Exercise aim: Return every line of the records below verbatim, with no pictures in the copy.

Supplied material:

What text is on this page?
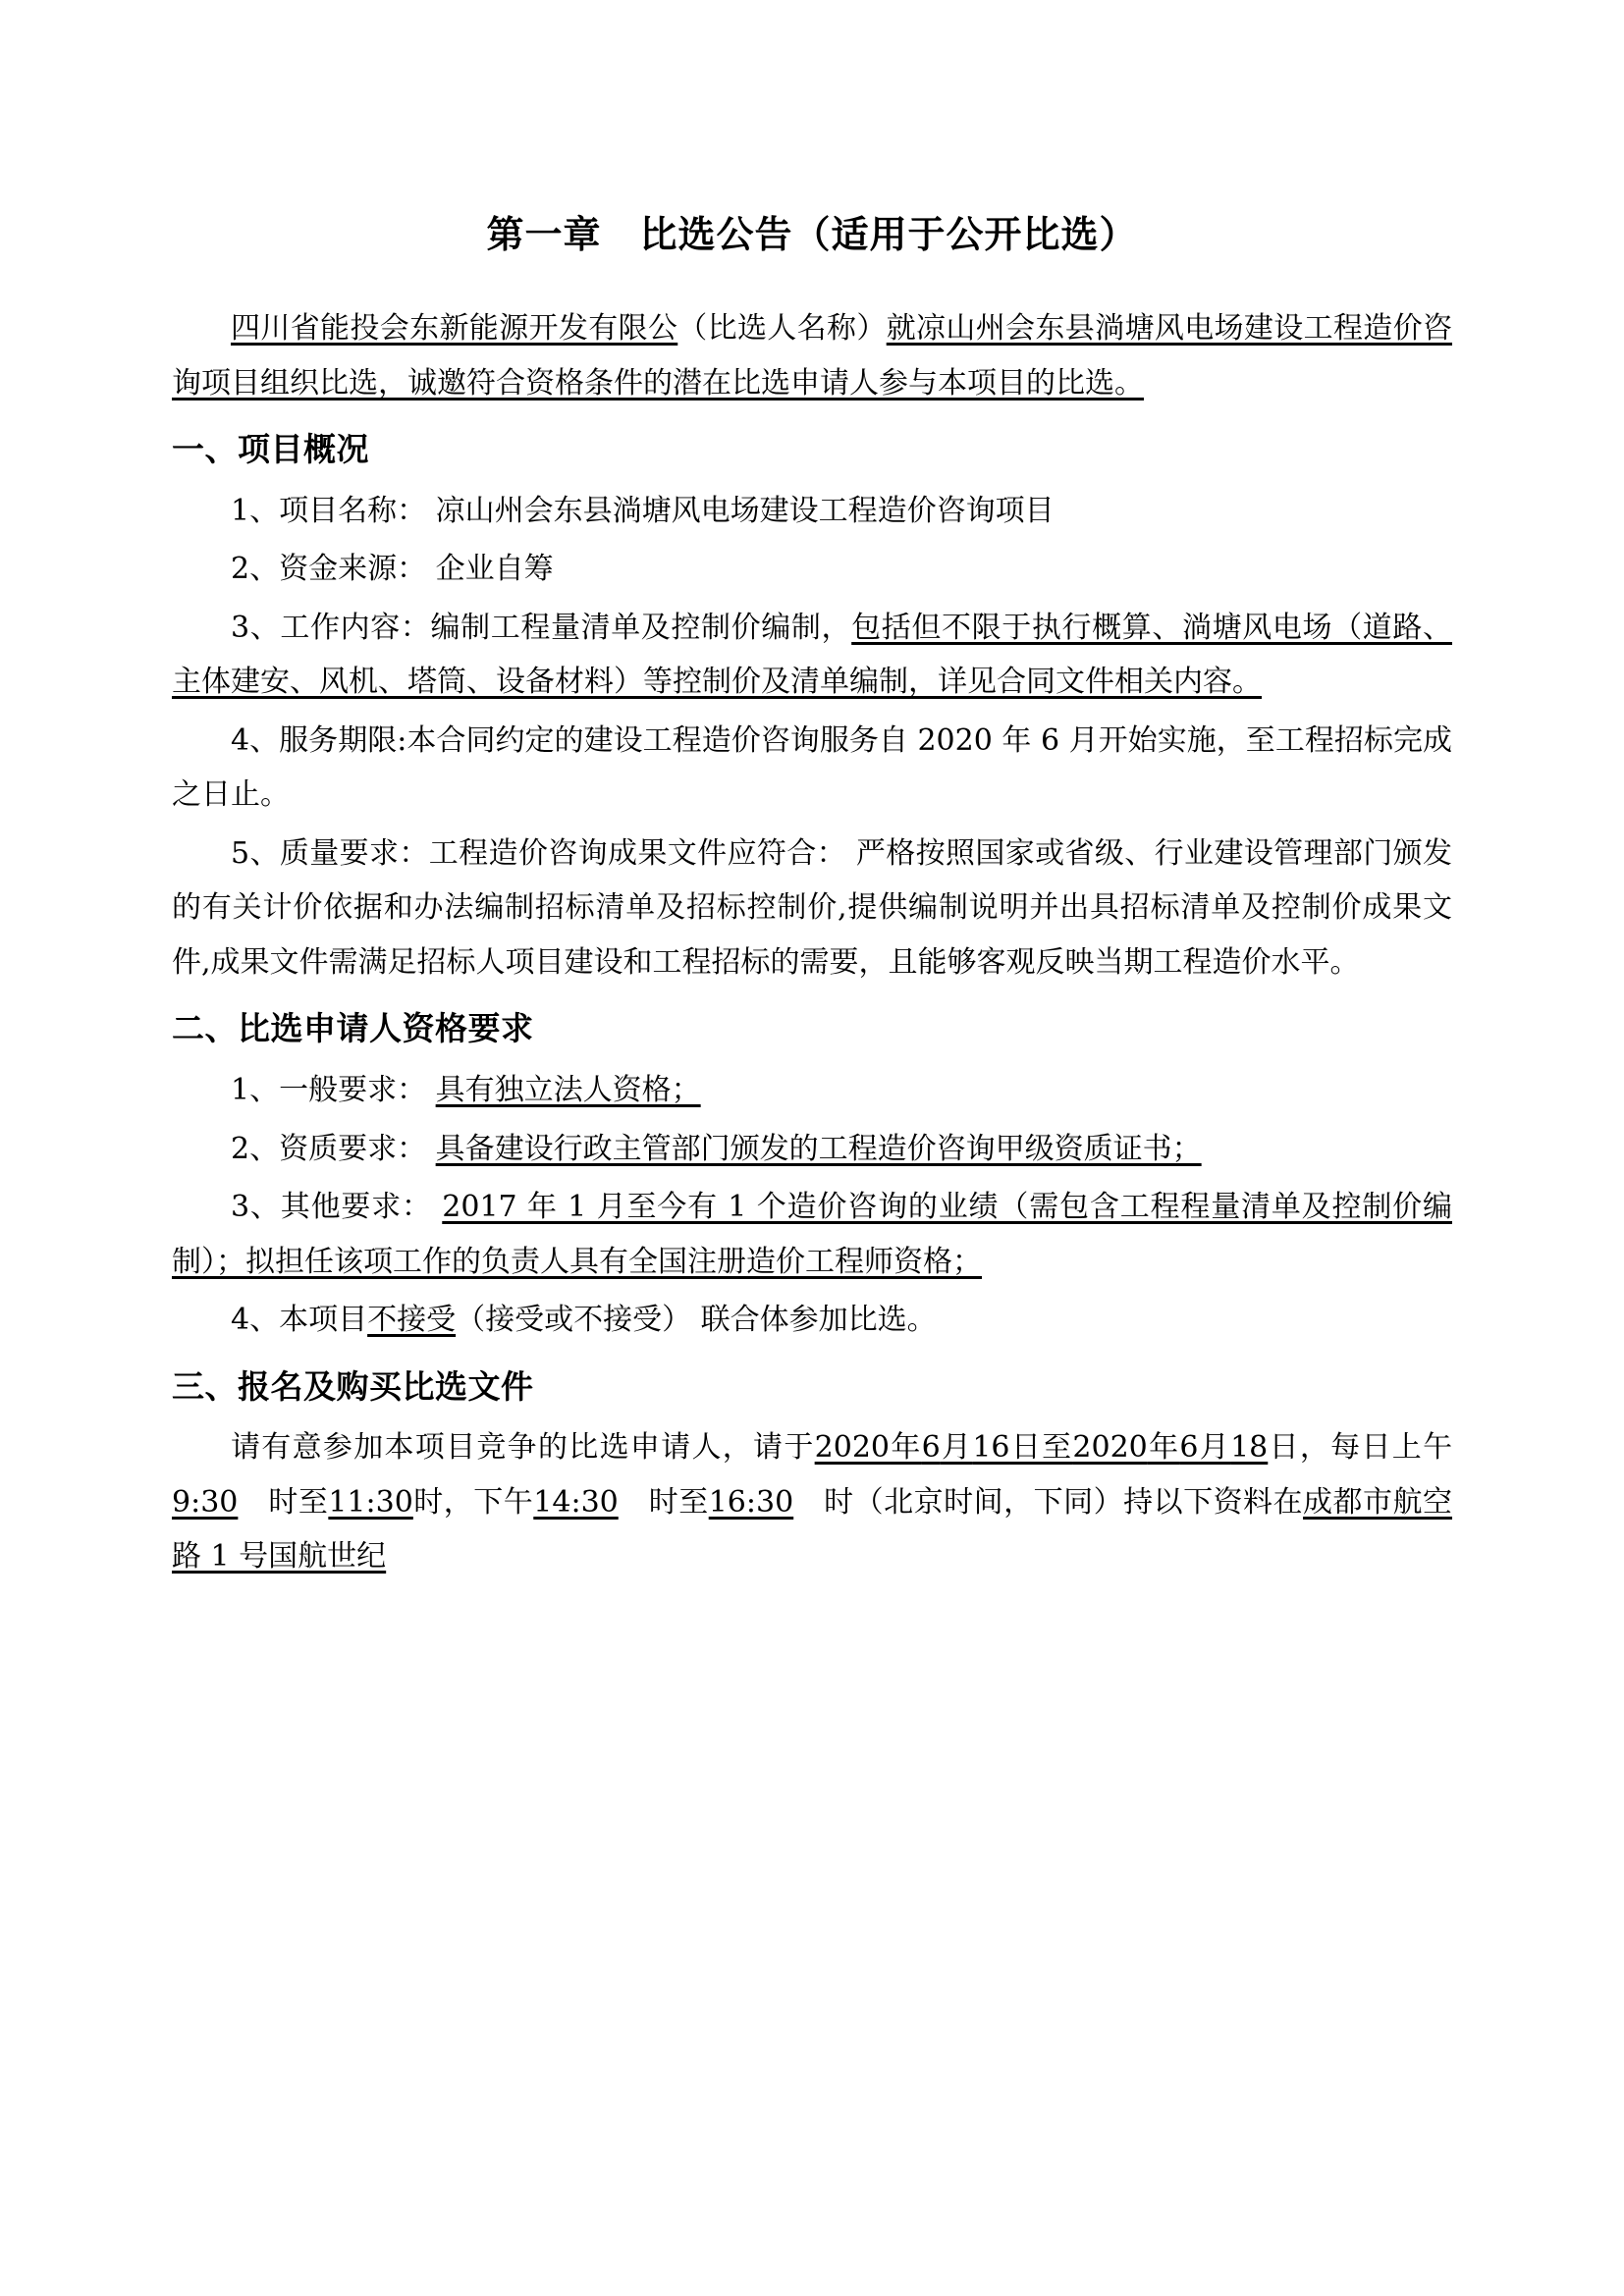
第一章　比选公告（适用于公开比选）

四川省能投会东新能源开发有限公（比选人名称）就凉山州会东县淌塘风电场建设工程造价咨询项目组织比选，诚邀符合资格条件的潜在比选申请人参与本项目的比选。

一、项目概况

1、项目名称： 凉山州会东县淌塘风电场建设工程造价咨询项目

2、资金来源： 企业自筹

3、工作内容：编制工程量清单及控制价编制，包括但不限于执行概算、淌塘风电场（道路、主体建安、风机、塔筒、设备材料）等控制价及清单编制，详见合同文件相关内容。

4、服务期限:本合同约定的建设工程造价咨询服务自 2020 年 6 月开始实施，至工程招标完成之日止。

5、质量要求：工程造价咨询成果文件应符合： 严格按照国家或省级、行业建设管理部门颁发的有关计价依据和办法编制招标清单及招标控制价,提供编制说明并出具招标清单及控制价成果文件,成果文件需满足招标人项目建设和工程招标的需要，且能够客观反映当期工程造价水平。

二、比选申请人资格要求

1、一般要求： 具有独立法人资格；

2、资质要求： 具备建设行政主管部门颁发的工程造价咨询甲级资质证书；

3、其他要求： 2017 年 1 月至今有 1 个造价咨询的业绩（需包含工程程量清单及控制价编制）；拟担任该项工作的负责人具有全国注册造价工程师资格；

4、本项目不接受（接受或不接受） 联合体参加比选。

三、报名及购买比选文件

请有意参加本项目竞争的比选申请人，请于2020年6月16日至2020年6月18日，每日上午9:30　时至11:30时，下午14:30　时至16:30　 时（北京时间，下同）持以下资料在成都市航空路 1 号国航世纪
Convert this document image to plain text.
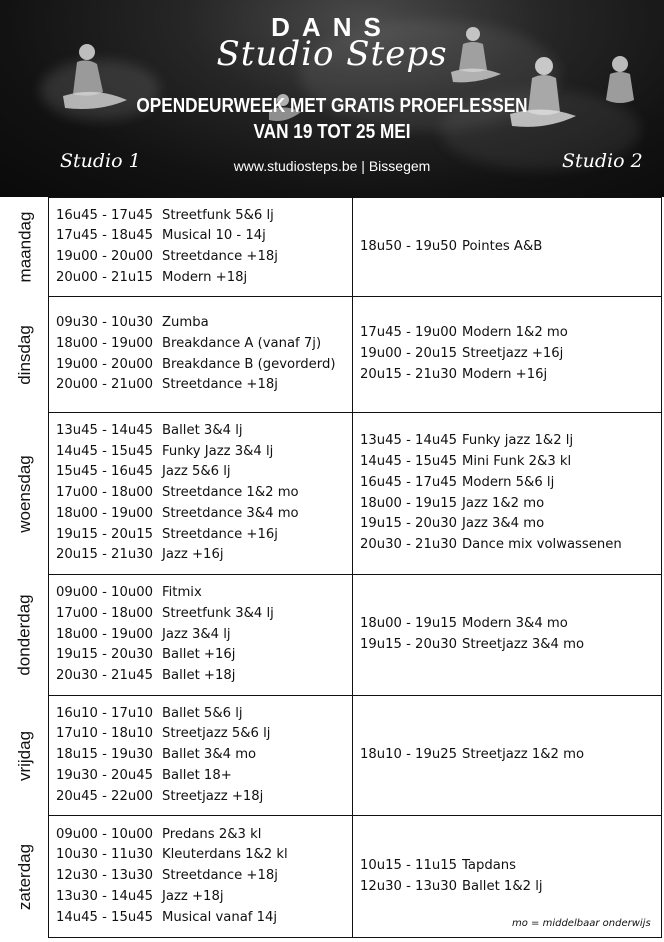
DANS
Studio Steps
OPENDEURWEEK MET GRATIS PROEFLESSEN
VAN 19 TOT 25 MEI
www.studiosteps.be | Bissegem
Studio 1	Studio 2
maandag 16u45 - 17u45 Streetfunk 5&6 lj
17u45 - 18u45 Musical 10 - 14j
19u00 - 20u00 Streetdance +18j
20u00 - 21u15 Modern +18j
18u50 - 19u50 Pointes A&B
dinsdag
09u30 - 10u30 Zumba
18u00 - 19u00 Breakdance A (vanaf 7j)
19u00 - 20u00 Breakdance B (gevorderd)
20u00 - 21u00 Streetdance +18j
17u45 - 19u00 Modern 1&2 mo
19u00 - 20u15 Streetjazz +16j
20u15 - 21u30 Modern +16j
woensdag
13u45 - 14u45 Ballet 3&4 lj
14u45 - 15u45 Funky Jazz 3&4 lj
15u45 - 16u45 Jazz 5&6 lj
17u00 - 18u00 Streetdance 1&2 mo
18u00 - 19u00 Streetdance 3&4 mo
19u15 - 20u15 Streetdance +16j
20u15 - 21u30 Jazz +16j
13u45 - 14u45 Funky jazz 1&2 lj
14u45 - 15u45 Mini Funk 2&3 kl
16u45 - 17u45 Modern 5&6 lj
18u00 - 19u15 Jazz 1&2 mo
19u15 - 20u30 Jazz 3&4 mo
20u30 - 21u30 Dance mix volwassenen
donderdag
09u00 - 10u00 Fitmix
17u00 - 18u00 Streetfunk 3&4 lj
18u00 - 19u00 Jazz 3&4 lj
19u15 - 20u30 Ballet +16j
20u30 - 21u45 Ballet +18j
18u00 - 19u15 Modern 3&4 mo
19u15 - 20u30 Streetjazz 3&4 mo
vrijdag
16u10 - 17u10 Ballet 5&6 lj
17u10 - 18u10 Streetjazz 5&6 lj
18u15 - 19u30 Ballet 3&4 mo
19u30 - 20u45 Ballet 18+
20u45 - 22u00 Streetjazz +18j
18u10 - 19u25 Streetjazz 1&2 mo
zaterdag
09u00 - 10u00 Predans 2&3 kl
10u30 - 11u30 Kleuterdans 1&2 kl
12u30 - 13u30 Streetdance +18j
13u30 - 14u45 Jazz +18j
14u45 - 15u45 Musical vanaf 14j
10u15 - 11u15 Tapdans
12u30 - 13u30 Ballet 1&2 lj
mo = middelbaar onderwijs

Written solution:
What text is on this page?
第一章　比选公告（适用于公开比选）

四川省能投会东新能源开发有限公（比选人名称）就凉山州会东县淌塘风电场建设工程造价咨询项目组织比选，诚邀符合资格条件的潜在比选申请人参与本项目的比选。

一、项目概况

1、项目名称： 凉山州会东县淌塘风电场建设工程造价咨询项目

2、资金来源： 企业自筹

3、工作内容：编制工程量清单及控制价编制，包括但不限于执行概算、淌塘风电场（道路、主体建安、风机、塔筒、设备材料）等控制价及清单编制，详见合同文件相关内容。

4、服务期限:本合同约定的建设工程造价咨询服务自 2020 年 6 月开始实施，至工程招标完成之日止。

5、质量要求：工程造价咨询成果文件应符合： 严格按照国家或省级、行业建设管理部门颁发的有关计价依据和办法编制招标清单及招标控制价,提供编制说明并出具招标清单及控制价成果文件,成果文件需满足招标人项目建设和工程招标的需要，且能够客观反映当期工程造价水平。

二、比选申请人资格要求

1、一般要求： 具有独立法人资格；

2、资质要求： 具备建设行政主管部门颁发的工程造价咨询甲级资质证书；

3、其他要求： 2017 年 1 月至今有 1 个造价咨询的业绩（需包含工程程量清单及控制价编制）；拟担任该项工作的负责人具有全国注册造价工程师资格；

4、本项目不接受（接受或不接受） 联合体参加比选。

三、报名及购买比选文件

请有意参加本项目竞争的比选申请人，请于2020年6月16日至2020年6月18日，每日上午9:30　时至11:30时，下午14:30　时至16:30　 时（北京时间，下同）持以下资料在成都市航空路 1 号国航世纪
Convert this document image to plain text.
DANS
Studio Steps
OPENDEURWEEK MET GRATIS PROEFLESSEN
VAN 19 TOT 25 MEI
www.studiosteps.be | Bissegem
Studio 1	Studio 2
maandag 16u45 - 17u45 Streetfunk 5&6 lj
17u45 - 18u45 Musical 10 - 14j
19u00 - 20u00 Streetdance +18j
20u00 - 21u15 Modern +18j
18u50 - 19u50 Pointes A&B
dinsdag
09u30 - 10u30 Zumba
18u00 - 19u00 Breakdance A (vanaf 7j)
19u00 - 20u00 Breakdance B (gevorderd)
20u00 - 21u00 Streetdance +18j
17u45 - 19u00 Modern 1&2 mo
19u00 - 20u15 Streetjazz +16j
20u15 - 21u30 Modern +16j
woensdag
13u45 - 14u45 Ballet 3&4 lj
14u45 - 15u45 Funky Jazz 3&4 lj
15u45 - 16u45 Jazz 5&6 lj
17u00 - 18u00 Streetdance 1&2 mo
18u00 - 19u00 Streetdance 3&4 mo
19u15 - 20u15 Streetdance +16j
20u15 - 21u30 Jazz +16j
13u45 - 14u45 Funky jazz 1&2 lj
14u45 - 15u45 Mini Funk 2&3 kl
16u45 - 17u45 Modern 5&6 lj
18u00 - 19u15 Jazz 1&2 mo
19u15 - 20u30 Jazz 3&4 mo
20u30 - 21u30 Dance mix volwassenen
donderdag
09u00 - 10u00 Fitmix
17u00 - 18u00 Streetfunk 3&4 lj
18u00 - 19u00 Jazz 3&4 lj
19u15 - 20u30 Ballet +16j
20u30 - 21u45 Ballet +18j
18u00 - 19u15 Modern 3&4 mo
19u15 - 20u30 Streetjazz 3&4 mo
vrijdag
16u10 - 17u10 Ballet 5&6 lj
17u10 - 18u10 Streetjazz 5&6 lj
18u15 - 19u30 Ballet 3&4 mo
19u30 - 20u45 Ballet 18+
20u45 - 22u00 Streetjazz +18j
18u10 - 19u25 Streetjazz 1&2 mo
zaterdag
09u00 - 10u00 Predans 2&3 kl
10u30 - 11u30 Kleuterdans 1&2 kl
12u30 - 13u30 Streetdance +18j
13u30 - 14u45 Jazz +18j
14u45 - 15u45 Musical vanaf 14j
10u15 - 11u15 Tapdans
12u30 - 13u30 Ballet 1&2 lj
mo = middelbaar onderwijs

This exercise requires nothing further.